→ **Exercise instructions**
Copy out each line that includes the word "підприємець".

→ **The data**
* * * * * * * * *

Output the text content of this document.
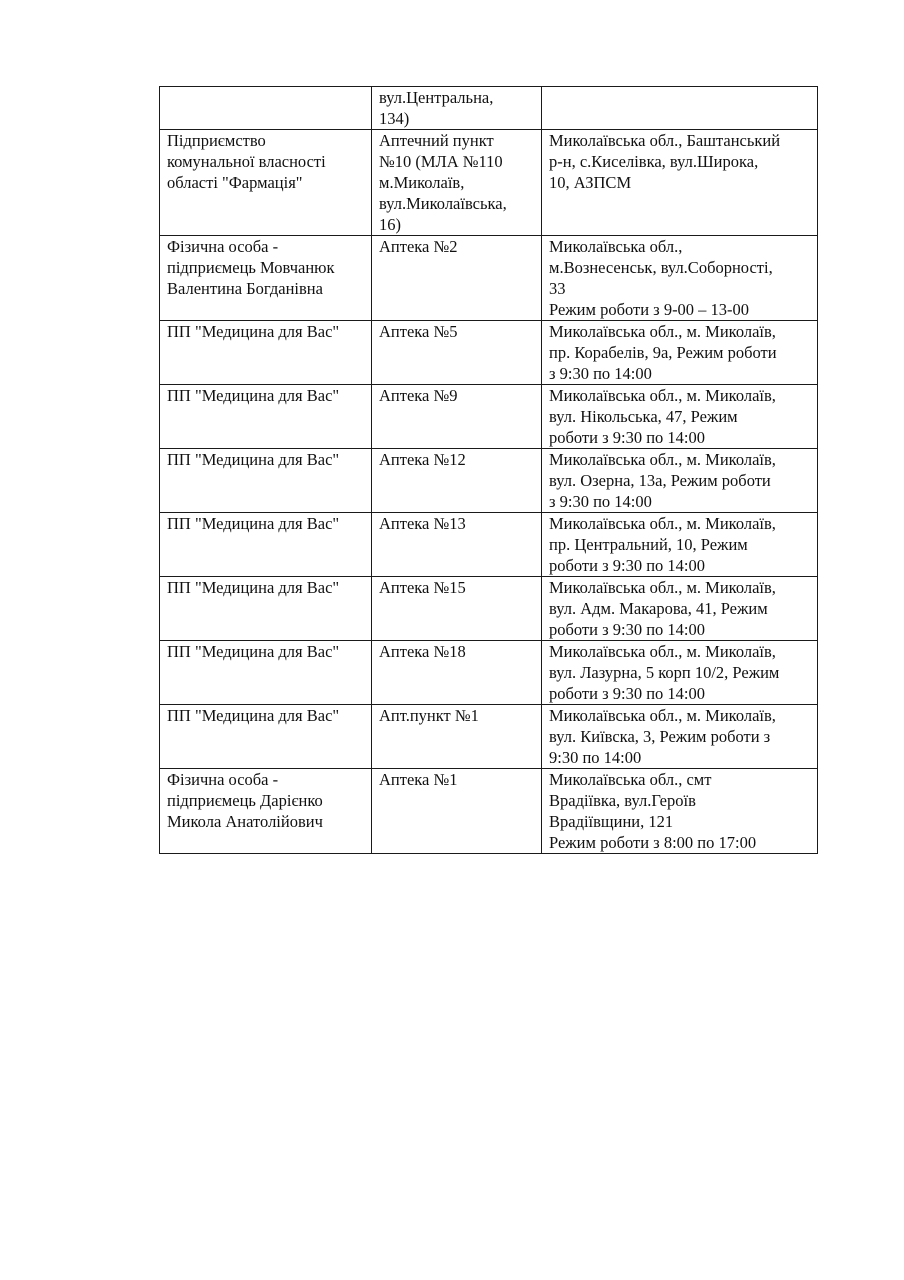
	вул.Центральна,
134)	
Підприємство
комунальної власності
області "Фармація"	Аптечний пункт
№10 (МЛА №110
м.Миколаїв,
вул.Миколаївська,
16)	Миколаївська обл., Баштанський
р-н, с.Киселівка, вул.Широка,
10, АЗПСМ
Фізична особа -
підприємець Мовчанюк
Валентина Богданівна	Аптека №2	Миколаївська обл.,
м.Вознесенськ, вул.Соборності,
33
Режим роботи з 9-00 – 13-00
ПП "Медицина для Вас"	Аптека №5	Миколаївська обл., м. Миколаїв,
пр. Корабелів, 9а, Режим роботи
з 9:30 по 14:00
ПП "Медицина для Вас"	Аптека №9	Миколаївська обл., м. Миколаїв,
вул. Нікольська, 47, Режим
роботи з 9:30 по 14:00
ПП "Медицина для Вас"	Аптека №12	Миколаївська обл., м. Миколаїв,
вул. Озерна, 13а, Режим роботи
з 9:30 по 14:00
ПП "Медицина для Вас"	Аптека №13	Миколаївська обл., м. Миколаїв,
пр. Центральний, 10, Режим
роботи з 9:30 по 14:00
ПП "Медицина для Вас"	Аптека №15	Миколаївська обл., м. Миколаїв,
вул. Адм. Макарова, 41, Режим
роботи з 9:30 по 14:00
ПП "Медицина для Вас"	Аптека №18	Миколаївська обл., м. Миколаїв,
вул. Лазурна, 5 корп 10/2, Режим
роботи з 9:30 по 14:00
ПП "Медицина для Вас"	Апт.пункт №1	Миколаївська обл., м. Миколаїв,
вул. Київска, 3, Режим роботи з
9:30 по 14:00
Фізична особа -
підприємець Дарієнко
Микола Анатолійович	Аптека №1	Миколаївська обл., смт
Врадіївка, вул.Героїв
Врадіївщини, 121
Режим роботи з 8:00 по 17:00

* * * * * * * * *

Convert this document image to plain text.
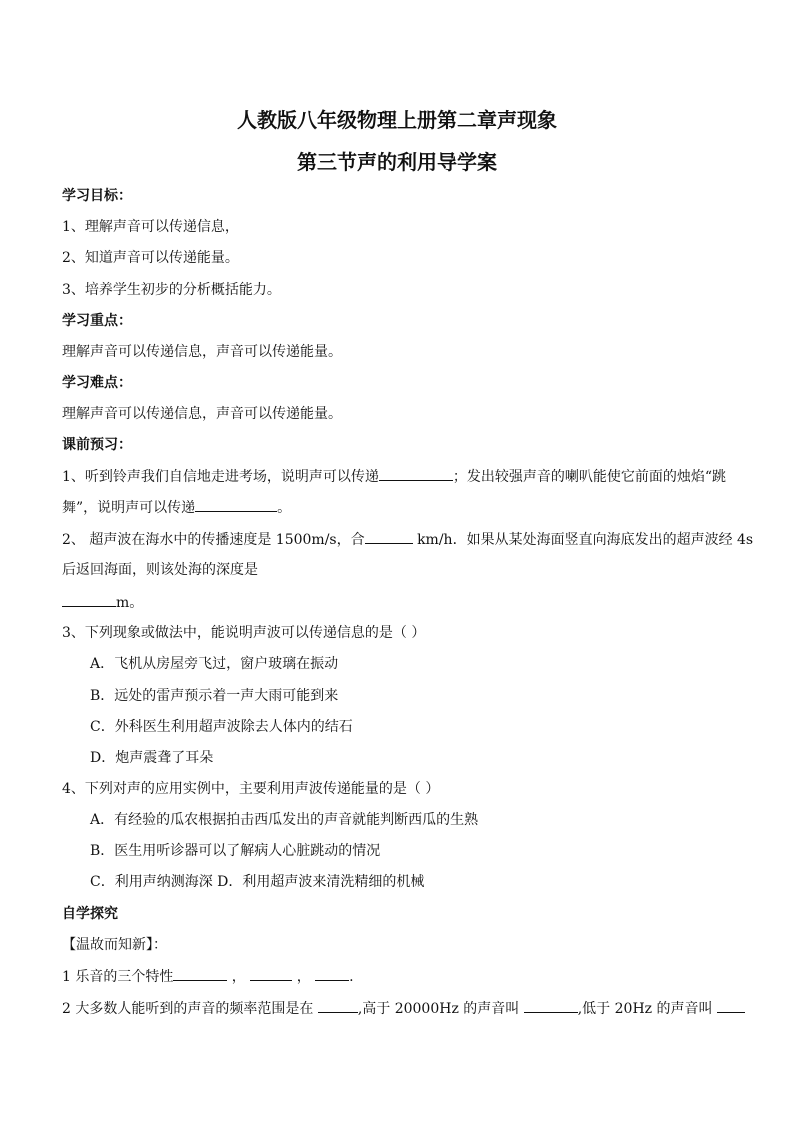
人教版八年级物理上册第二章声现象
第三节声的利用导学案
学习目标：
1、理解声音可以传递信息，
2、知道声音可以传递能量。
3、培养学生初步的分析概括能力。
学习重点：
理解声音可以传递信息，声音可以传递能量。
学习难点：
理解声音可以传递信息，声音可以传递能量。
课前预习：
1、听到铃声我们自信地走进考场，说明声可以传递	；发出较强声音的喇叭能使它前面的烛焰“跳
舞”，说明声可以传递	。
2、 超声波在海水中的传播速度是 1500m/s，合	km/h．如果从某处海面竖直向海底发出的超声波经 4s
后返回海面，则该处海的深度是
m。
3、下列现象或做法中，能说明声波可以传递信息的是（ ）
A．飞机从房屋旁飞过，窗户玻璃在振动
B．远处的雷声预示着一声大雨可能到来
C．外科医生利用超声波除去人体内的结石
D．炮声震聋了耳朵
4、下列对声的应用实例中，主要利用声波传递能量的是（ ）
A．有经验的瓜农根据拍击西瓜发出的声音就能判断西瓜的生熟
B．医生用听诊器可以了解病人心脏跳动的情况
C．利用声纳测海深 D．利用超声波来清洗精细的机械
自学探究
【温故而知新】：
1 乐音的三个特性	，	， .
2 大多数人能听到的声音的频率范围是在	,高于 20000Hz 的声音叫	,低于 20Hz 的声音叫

* * * * * * * * *

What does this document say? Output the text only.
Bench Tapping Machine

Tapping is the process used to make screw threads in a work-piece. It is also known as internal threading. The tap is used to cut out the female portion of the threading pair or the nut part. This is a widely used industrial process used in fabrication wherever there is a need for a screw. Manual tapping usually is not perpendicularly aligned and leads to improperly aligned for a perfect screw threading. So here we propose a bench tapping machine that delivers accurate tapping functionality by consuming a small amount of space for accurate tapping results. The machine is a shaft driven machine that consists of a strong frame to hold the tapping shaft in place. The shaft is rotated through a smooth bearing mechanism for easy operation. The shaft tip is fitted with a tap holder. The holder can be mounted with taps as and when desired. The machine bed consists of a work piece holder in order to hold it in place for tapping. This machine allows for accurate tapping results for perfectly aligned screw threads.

* * * * * * * * *

→ **Result of this exercise**
підприємець Мовчанюк
підприємець Дарієнко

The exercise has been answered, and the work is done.